>> Begin DATA TO PROCESS
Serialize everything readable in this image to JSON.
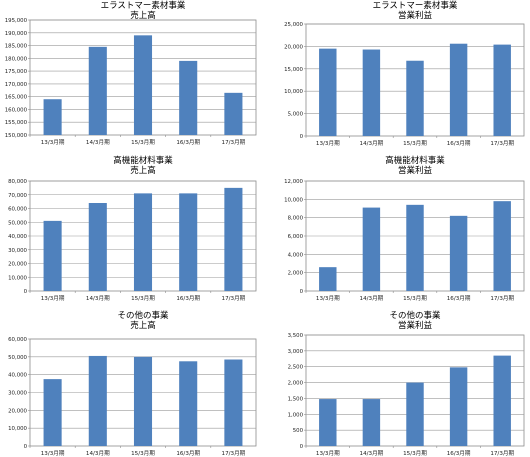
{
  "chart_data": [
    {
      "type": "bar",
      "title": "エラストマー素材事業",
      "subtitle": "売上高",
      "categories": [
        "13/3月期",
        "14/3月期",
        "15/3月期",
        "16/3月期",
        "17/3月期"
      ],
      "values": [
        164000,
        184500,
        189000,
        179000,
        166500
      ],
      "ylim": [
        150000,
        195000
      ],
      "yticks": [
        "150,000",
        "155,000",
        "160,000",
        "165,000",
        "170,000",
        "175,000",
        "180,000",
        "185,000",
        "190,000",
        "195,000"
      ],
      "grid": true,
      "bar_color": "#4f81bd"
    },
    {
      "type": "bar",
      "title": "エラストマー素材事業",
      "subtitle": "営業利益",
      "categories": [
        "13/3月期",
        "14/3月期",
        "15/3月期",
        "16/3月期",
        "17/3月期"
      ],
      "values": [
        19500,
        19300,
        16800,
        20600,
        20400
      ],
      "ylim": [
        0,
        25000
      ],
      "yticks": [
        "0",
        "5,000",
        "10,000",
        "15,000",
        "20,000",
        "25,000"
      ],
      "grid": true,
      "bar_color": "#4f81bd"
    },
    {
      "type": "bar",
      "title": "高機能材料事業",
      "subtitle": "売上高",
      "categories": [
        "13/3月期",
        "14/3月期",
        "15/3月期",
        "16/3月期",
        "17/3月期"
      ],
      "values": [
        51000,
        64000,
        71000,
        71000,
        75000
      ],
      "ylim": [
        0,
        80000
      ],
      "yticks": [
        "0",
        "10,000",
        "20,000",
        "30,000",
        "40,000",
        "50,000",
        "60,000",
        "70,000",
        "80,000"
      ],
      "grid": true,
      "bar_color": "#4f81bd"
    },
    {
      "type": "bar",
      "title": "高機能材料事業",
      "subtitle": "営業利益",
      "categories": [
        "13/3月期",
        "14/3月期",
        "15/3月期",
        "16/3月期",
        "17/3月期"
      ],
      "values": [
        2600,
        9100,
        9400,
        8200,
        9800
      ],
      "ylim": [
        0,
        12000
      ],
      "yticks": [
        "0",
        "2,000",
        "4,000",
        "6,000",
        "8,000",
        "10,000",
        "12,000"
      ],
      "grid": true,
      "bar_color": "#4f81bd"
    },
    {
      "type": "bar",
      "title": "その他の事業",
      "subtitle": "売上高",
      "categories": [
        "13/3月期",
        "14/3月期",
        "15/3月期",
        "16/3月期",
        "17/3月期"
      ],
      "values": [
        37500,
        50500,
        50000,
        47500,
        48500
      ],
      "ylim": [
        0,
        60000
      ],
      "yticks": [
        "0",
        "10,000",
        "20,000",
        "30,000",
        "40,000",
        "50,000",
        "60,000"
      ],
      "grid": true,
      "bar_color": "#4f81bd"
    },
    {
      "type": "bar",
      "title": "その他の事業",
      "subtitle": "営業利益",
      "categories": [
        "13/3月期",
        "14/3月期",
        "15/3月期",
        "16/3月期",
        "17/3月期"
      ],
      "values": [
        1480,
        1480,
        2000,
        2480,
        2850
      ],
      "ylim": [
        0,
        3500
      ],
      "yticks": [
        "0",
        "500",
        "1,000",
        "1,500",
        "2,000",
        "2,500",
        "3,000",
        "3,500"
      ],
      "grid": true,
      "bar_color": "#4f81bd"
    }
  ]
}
>> End DATA TO PROCESS
>> Begin DATA TO PROCESS
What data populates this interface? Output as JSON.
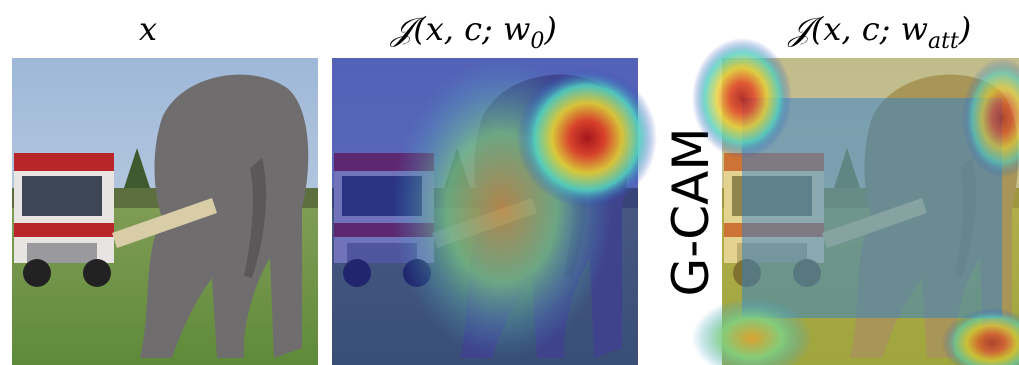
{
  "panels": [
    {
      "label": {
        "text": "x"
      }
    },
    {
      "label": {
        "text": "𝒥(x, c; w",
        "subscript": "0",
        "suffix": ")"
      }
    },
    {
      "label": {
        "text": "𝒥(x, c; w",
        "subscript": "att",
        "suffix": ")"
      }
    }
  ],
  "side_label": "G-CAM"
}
>> End DATA TO PROCESS
#### GOAL OF THE EXERCISE:
Pull out all lines in the data above that include "this".

#### THE COMPLETED TASK:
Serialize everything readable in this image to JSON.
What data populates this interface? Output as JSON.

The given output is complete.